Brief —
Output every line of the material exactly, omitting images.

Dataset rows —
##############################

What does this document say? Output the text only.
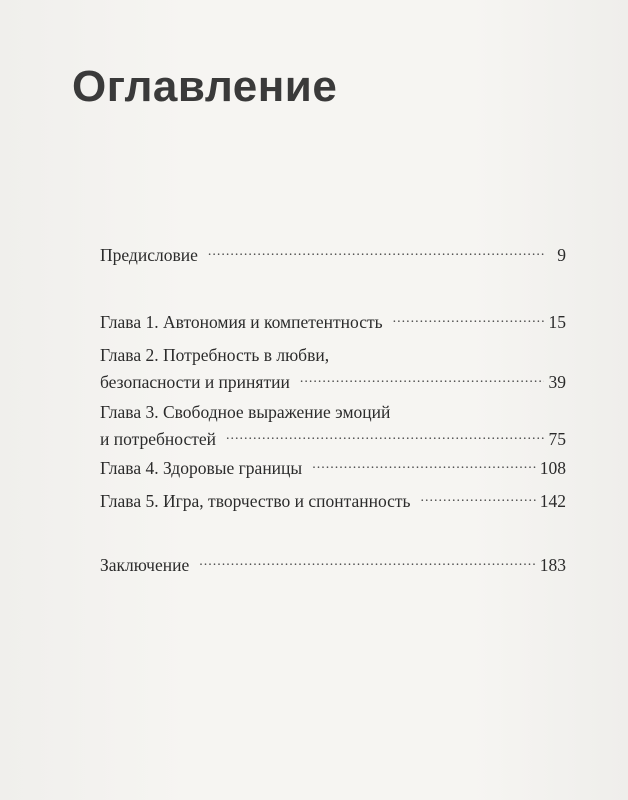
Оглавление
Предисловие .....	9
Глава 1. Автономия и компетентность .....	15
Глава 2. Потребность в любви,
безопасности и принятии .....	39
Глава 3. Свободное выражение эмоций
и потребностей .....	75
Глава 4. Здоровые границы .....	108
Глава 5. Игра, творчество и спонтанность .....	142
Заключение .....	183
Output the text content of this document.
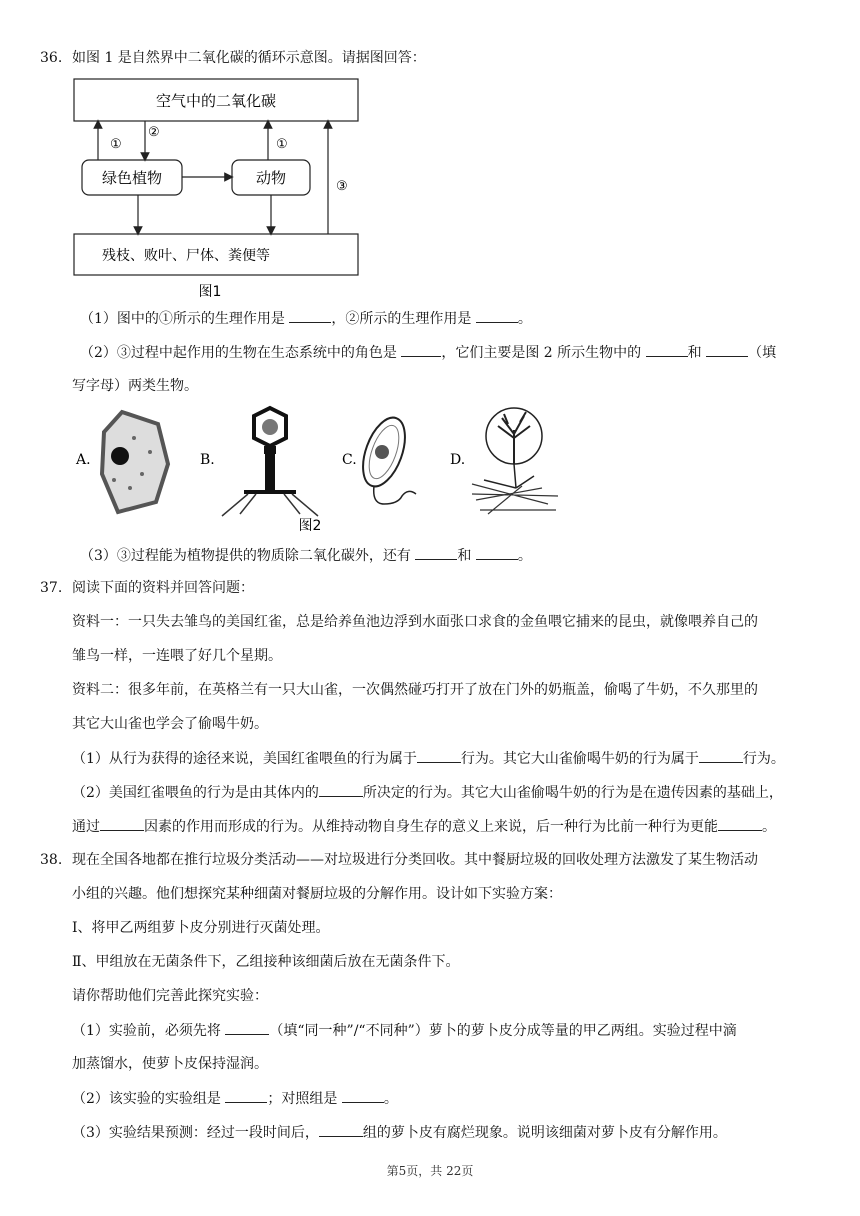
36. 如图 1 是自然界中二氧化碳的循环示意图。请据图回答：
空气中的二氧化碳
绿色植物	动物
残枝、败叶、尸体、粪便等
①
②
①
③
图1
（1）图中的①所示的生理作用是	，②所示的生理作用是	。
（2）③过程中起作用的生物在生态系统中的角色是	，它们主要是图 2 所示生物中的	和	（填
写字母）两类生物。
A.	B.	C.	D.
图2
（3）③过程能为植物提供的物质除二氧化碳外，还有	和	。
37. 阅读下面的资料并回答问题：
资料一：一只失去雏鸟的美国红雀，总是给养鱼池边浮到水面张口求食的金鱼喂它捕来的昆虫，就像喂养自己的
雏鸟一样，一连喂了好几个星期。
资料二：很多年前，在英格兰有一只大山雀，一次偶然碰巧打开了放在门外的奶瓶盖，偷喝了牛奶，不久那里的
其它大山雀也学会了偷喝牛奶。
（1）从行为获得的途径来说，美国红雀喂鱼的行为属于	行为。其它大山雀偷喝牛奶的行为属于	行为。
（2）美国红雀喂鱼的行为是由其体内的	所决定的行为。其它大山雀偷喝牛奶的行为是在遗传因素的基础上，
通过	因素的作用而形成的行为。从维持动物自身生存的意义上来说，后一种行为比前一种行为更能	。
38. 现在全国各地都在推行垃圾分类活动——对垃圾进行分类回收。其中餐厨垃圾的回收处理方法激发了某生物活动
小组的兴趣。他们想探究某种细菌对餐厨垃圾的分解作用。设计如下实验方案：
Ⅰ、将甲乙两组萝卜皮分别进行灭菌处理。
Ⅱ、甲组放在无菌条件下，乙组接种该细菌后放在无菌条件下。
请你帮助他们完善此探究实验：
（1）实验前，必须先将	（填“同一种”/“不同种”）萝卜的萝卜皮分成等量的甲乙两组。实验过程中滴
加蒸馏水，使萝卜皮保持湿润。
（2）该实验的实验组是	；对照组是	。
（3）实验结果预测：经过一段时间后，	组的萝卜皮有腐烂现象。说明该细菌对萝卜皮有分解作用。
第5页，共 22页
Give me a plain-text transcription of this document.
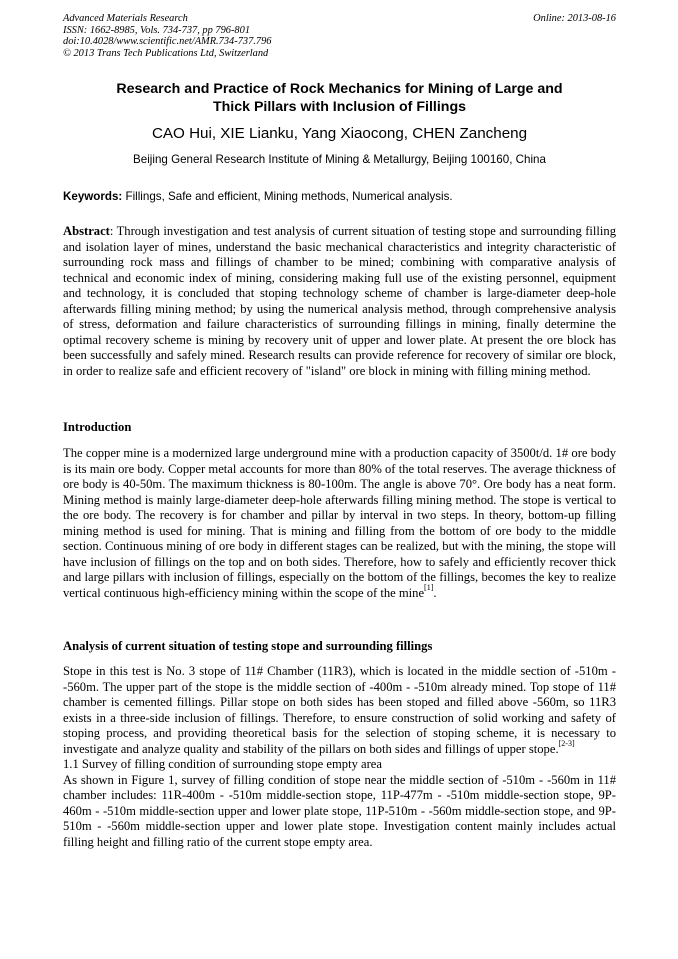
Advanced Materials Research
ISSN: 1662-8985, Vols. 734-737, pp 796-801
doi:10.4028/www.scientific.net/AMR.734-737.796
© 2013 Trans Tech Publications Ltd, Switzerland
Online: 2013-08-16
Research and Practice of Rock Mechanics for Mining of Large and
Thick Pillars with Inclusion of Fillings
CAO Hui, XIE Lianku, Yang Xiaocong, CHEN Zancheng
Beijing General Research Institute of Mining & Metallurgy, Beijing 100160, China
Keywords: Fillings, Safe and efficient, Mining methods, Numerical analysis.
Abstract: Through investigation and test analysis of current situation of testing stope and surrounding filling and isolation layer of mines, understand the basic mechanical characteristics and integrity characteristic of surrounding rock mass and fillings of chamber to be mined; combining with comparative analysis of technical and economic index of mining, considering making full use of the existing personnel, equipment and technology, it is concluded that stoping technology scheme of chamber is large-diameter deep-hole afterwards filling mining method; by using the numerical analysis method, through comprehensive analysis of stress, deformation and failure characteristics of surrounding fillings in mining, finally determine the optimal recovery scheme is mining by recovery unit of upper and lower plate. At present the ore block has been successfully and safely mined. Research results can provide reference for recovery of similar ore block, in order to realize safe and efficient recovery of "island" ore block in mining with filling mining method.
Introduction
The copper mine is a modernized large underground mine with a production capacity of 3500t/d. 1# ore body is its main ore body. Copper metal accounts for more than 80% of the total reserves. The average thickness of ore body is 40-50m. The maximum thickness is 80-100m. The angle is above 70°. Ore body has a neat form. Mining method is mainly large-diameter deep-hole afterwards filling mining method. The stope is vertical to the ore body. The recovery is for chamber and pillar by interval in two steps. In theory, bottom-up filling mining method is used for mining. That is mining and filling from the bottom of ore body to the middle section. Continuous mining of ore body in different stages can be realized, but with the mining, the stope will have inclusion of fillings on the top and on both sides. Therefore, how to safely and efficiently recover thick and large pillars with inclusion of fillings, especially on the bottom of the fillings, becomes the key to realize vertical continuous high-efficiency mining within the scope of the mine[1].
Analysis of current situation of testing stope and surrounding fillings
Stope in this test is No. 3 stope of 11# Chamber (11R3), which is located in the middle section of -510m - -560m. The upper part of the stope is the middle section of -400m - -510m already mined. Top stope of 11# chamber is cemented fillings. Pillar stope on both sides has been stoped and filled above -560m, so 11R3 exists in a three-side inclusion of fillings. Therefore, to ensure construction of solid working and safety of stoping process, and providing theoretical basis for the selection of stoping scheme, it is necessary to investigate and analyze quality and stability of the pillars on both sides and fillings of upper stope.[2-3]
1.1 Survey of filling condition of surrounding stope empty area
As shown in Figure 1, survey of filling condition of stope near the middle section of -510m - -560m in 11# chamber includes: 11R-400m - -510m middle-section stope, 11P-477m - -510m middle-section stope, 9P-460m - -510m middle-section upper and lower plate stope, 11P-510m - -560m middle-section stope, and 9P-510m - -560m middle-section upper and lower plate stope. Investigation content mainly includes actual filling height and filling ratio of the current stope empty area.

##############################

Solution for this exercise —
What does this document say? Output the text only.
Оглавление
Предисловие .....	9
Глава 1. Автономия и компетентность .....	15
Глава 2. Потребность в любви,
безопасности и принятии .....	39
Глава 3. Свободное выражение эмоций
и потребностей .....	75
Глава 4. Здоровые границы .....	108
Глава 5. Игра, творчество и спонтанность .....	142
Заключение .....	183
Output the text content of this document.
36. 如图 1 是自然界中二氧化碳的循环示意图。请据图回答：
空气中的二氧化碳
绿色植物	动物
残枝、败叶、尸体、粪便等
①
②
①
③
图1
（1）图中的①所示的生理作用是	，②所示的生理作用是	。
（2）③过程中起作用的生物在生态系统中的角色是	，它们主要是图 2 所示生物中的	和	（填
写字母）两类生物。
A.	B.	C.	D.
图2
（3）③过程能为植物提供的物质除二氧化碳外，还有	和	。
37. 阅读下面的资料并回答问题：
资料一：一只失去雏鸟的美国红雀，总是给养鱼池边浮到水面张口求食的金鱼喂它捕来的昆虫，就像喂养自己的
雏鸟一样，一连喂了好几个星期。
资料二：很多年前，在英格兰有一只大山雀，一次偶然碰巧打开了放在门外的奶瓶盖，偷喝了牛奶，不久那里的
其它大山雀也学会了偷喝牛奶。
（1）从行为获得的途径来说，美国红雀喂鱼的行为属于	行为。其它大山雀偷喝牛奶的行为属于	行为。
（2）美国红雀喂鱼的行为是由其体内的	所决定的行为。其它大山雀偷喝牛奶的行为是在遗传因素的基础上，
通过	因素的作用而形成的行为。从维持动物自身生存的意义上来说，后一种行为比前一种行为更能	。
38. 现在全国各地都在推行垃圾分类活动——对垃圾进行分类回收。其中餐厨垃圾的回收处理方法激发了某生物活动
小组的兴趣。他们想探究某种细菌对餐厨垃圾的分解作用。设计如下实验方案：
Ⅰ、将甲乙两组萝卜皮分别进行灭菌处理。
Ⅱ、甲组放在无菌条件下，乙组接种该细菌后放在无菌条件下。
请你帮助他们完善此探究实验：
（1）实验前，必须先将	（填“同一种”/“不同种”）萝卜的萝卜皮分成等量的甲乙两组。实验过程中滴
加蒸馏水，使萝卜皮保持湿润。
（2）该实验的实验组是	；对照组是	。
（3）实验结果预测：经过一段时间后，	组的萝卜皮有腐烂现象。说明该细菌对萝卜皮有分解作用。
第5页，共 22页
Give me a plain-text transcription of this document.
Advanced Materials Research
ISSN: 1662-8985, Vols. 734-737, pp 796-801
doi:10.4028/www.scientific.net/AMR.734-737.796
© 2013 Trans Tech Publications Ltd, Switzerland
Online: 2013-08-16
Research and Practice of Rock Mechanics for Mining of Large and
Thick Pillars with Inclusion of Fillings
CAO Hui, XIE Lianku, Yang Xiaocong, CHEN Zancheng
Beijing General Research Institute of Mining & Metallurgy, Beijing 100160, China
Keywords: Fillings, Safe and efficient, Mining methods, Numerical analysis.
Abstract: Through investigation and test analysis of current situation of testing stope and surrounding filling and isolation layer of mines, understand the basic mechanical characteristics and integrity characteristic of surrounding rock mass and fillings of chamber to be mined; combining with comparative analysis of technical and economic index of mining, considering making full use of the existing personnel, equipment and technology, it is concluded that stoping technology scheme of chamber is large-diameter deep-hole afterwards filling mining method; by using the numerical analysis method, through comprehensive analysis of stress, deformation and failure characteristics of surrounding fillings in mining, finally determine the optimal recovery scheme is mining by recovery unit of upper and lower plate. At present the ore block has been successfully and safely mined. Research results can provide reference for recovery of similar ore block, in order to realize safe and efficient recovery of "island" ore block in mining with filling mining method.
Introduction
The copper mine is a modernized large underground mine with a production capacity of 3500t/d. 1# ore body is its main ore body. Copper metal accounts for more than 80% of the total reserves. The average thickness of ore body is 40-50m. The maximum thickness is 80-100m. The angle is above 70°. Ore body has a neat form. Mining method is mainly large-diameter deep-hole afterwards filling mining method. The stope is vertical to the ore body. The recovery is for chamber and pillar by interval in two steps. In theory, bottom-up filling mining method is used for mining. That is mining and filling from the bottom of ore body to the middle section. Continuous mining of ore body in different stages can be realized, but with the mining, the stope will have inclusion of fillings on the top and on both sides. Therefore, how to safely and efficiently recover thick and large pillars with inclusion of fillings, especially on the bottom of the fillings, becomes the key to realize vertical continuous high-efficiency mining within the scope of the mine[1].
Analysis of current situation of testing stope and surrounding fillings
Stope in this test is No. 3 stope of 11# Chamber (11R3), which is located in the middle section of -510m - -560m. The upper part of the stope is the middle section of -400m - -510m already mined. Top stope of 11# chamber is cemented fillings. Pillar stope on both sides has been stoped and filled above -560m, so 11R3 exists in a three-side inclusion of fillings. Therefore, to ensure construction of solid working and safety of stoping process, and providing theoretical basis for the selection of stoping scheme, it is necessary to investigate and analyze quality and stability of the pillars on both sides and fillings of upper stope.[2-3]
1.1 Survey of filling condition of surrounding stope empty area
As shown in Figure 1, survey of filling condition of stope near the middle section of -510m - -560m in 11# chamber includes: 11R-400m - -510m middle-section stope, 11P-477m - -510m middle-section stope, 9P-460m - -510m middle-section upper and lower plate stope, 11P-510m - -560m middle-section stope, and 9P-510m - -560m middle-section upper and lower plate stope. Investigation content mainly includes actual filling height and filling ratio of the current stope empty area.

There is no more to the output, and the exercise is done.